-- Begin --

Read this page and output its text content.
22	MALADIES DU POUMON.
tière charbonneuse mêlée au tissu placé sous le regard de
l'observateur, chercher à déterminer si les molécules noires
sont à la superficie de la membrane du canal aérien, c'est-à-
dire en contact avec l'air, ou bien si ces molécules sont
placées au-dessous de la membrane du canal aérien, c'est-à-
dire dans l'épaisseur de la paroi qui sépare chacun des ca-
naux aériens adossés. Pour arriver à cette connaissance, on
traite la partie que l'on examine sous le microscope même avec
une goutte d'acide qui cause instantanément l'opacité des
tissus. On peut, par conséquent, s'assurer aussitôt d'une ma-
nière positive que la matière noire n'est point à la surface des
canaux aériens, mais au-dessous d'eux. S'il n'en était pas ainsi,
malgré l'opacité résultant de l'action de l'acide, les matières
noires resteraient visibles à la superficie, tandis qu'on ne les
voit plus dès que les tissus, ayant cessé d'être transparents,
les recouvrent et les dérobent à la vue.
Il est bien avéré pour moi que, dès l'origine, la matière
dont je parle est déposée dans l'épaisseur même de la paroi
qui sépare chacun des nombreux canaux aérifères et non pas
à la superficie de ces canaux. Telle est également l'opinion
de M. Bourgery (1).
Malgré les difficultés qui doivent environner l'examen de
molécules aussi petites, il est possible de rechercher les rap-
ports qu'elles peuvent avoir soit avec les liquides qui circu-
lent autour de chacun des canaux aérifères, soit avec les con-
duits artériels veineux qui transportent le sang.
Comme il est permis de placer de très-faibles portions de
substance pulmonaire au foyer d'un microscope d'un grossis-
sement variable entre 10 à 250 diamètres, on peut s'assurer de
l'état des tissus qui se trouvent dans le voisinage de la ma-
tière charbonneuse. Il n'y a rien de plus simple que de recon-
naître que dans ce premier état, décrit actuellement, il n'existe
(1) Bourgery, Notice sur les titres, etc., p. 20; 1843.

-- End --

Required work: Take the entries above and transcribe them exactly.

Response for this exercise:
Read this page and output its text content.
22	MALADIES DU POUMON.
tière charbonneuse mêlée au tissu placé sous le regard de
l'observateur, chercher à déterminer si les molécules noires
sont à la superficie de la membrane du canal aérien, c'est-à-
dire en contact avec l'air, ou bien si ces molécules sont
placées au-dessous de la membrane du canal aérien, c'est-à-
dire dans l'épaisseur de la paroi qui sépare chacun des ca-
naux aériens adossés. Pour arriver à cette connaissance, on
traite la partie que l'on examine sous le microscope même avec
une goutte d'acide qui cause instantanément l'opacité des
tissus. On peut, par conséquent, s'assurer aussitôt d'une ma-
nière positive que la matière noire n'est point à la surface des
canaux aériens, mais au-dessous d'eux. S'il n'en était pas ainsi,
malgré l'opacité résultant de l'action de l'acide, les matières
noires resteraient visibles à la superficie, tandis qu'on ne les
voit plus dès que les tissus, ayant cessé d'être transparents,
les recouvrent et les dérobent à la vue.
Il est bien avéré pour moi que, dès l'origine, la matière
dont je parle est déposée dans l'épaisseur même de la paroi
qui sépare chacun des nombreux canaux aérifères et non pas
à la superficie de ces canaux. Telle est également l'opinion
de M. Bourgery (1).
Malgré les difficultés qui doivent environner l'examen de
molécules aussi petites, il est possible de rechercher les rap-
ports qu'elles peuvent avoir soit avec les liquides qui circu-
lent autour de chacun des canaux aérifères, soit avec les con-
duits artériels veineux qui transportent le sang.
Comme il est permis de placer de très-faibles portions de
substance pulmonaire au foyer d'un microscope d'un grossis-
sement variable entre 10 à 250 diamètres, on peut s'assurer de
l'état des tissus qui se trouvent dans le voisinage de la ma-
tière charbonneuse. Il n'y a rien de plus simple que de recon-
naître que dans ce premier état, décrit actuellement, il n'existe
(1) Bourgery, Notice sur les titres, etc., p. 20; 1843.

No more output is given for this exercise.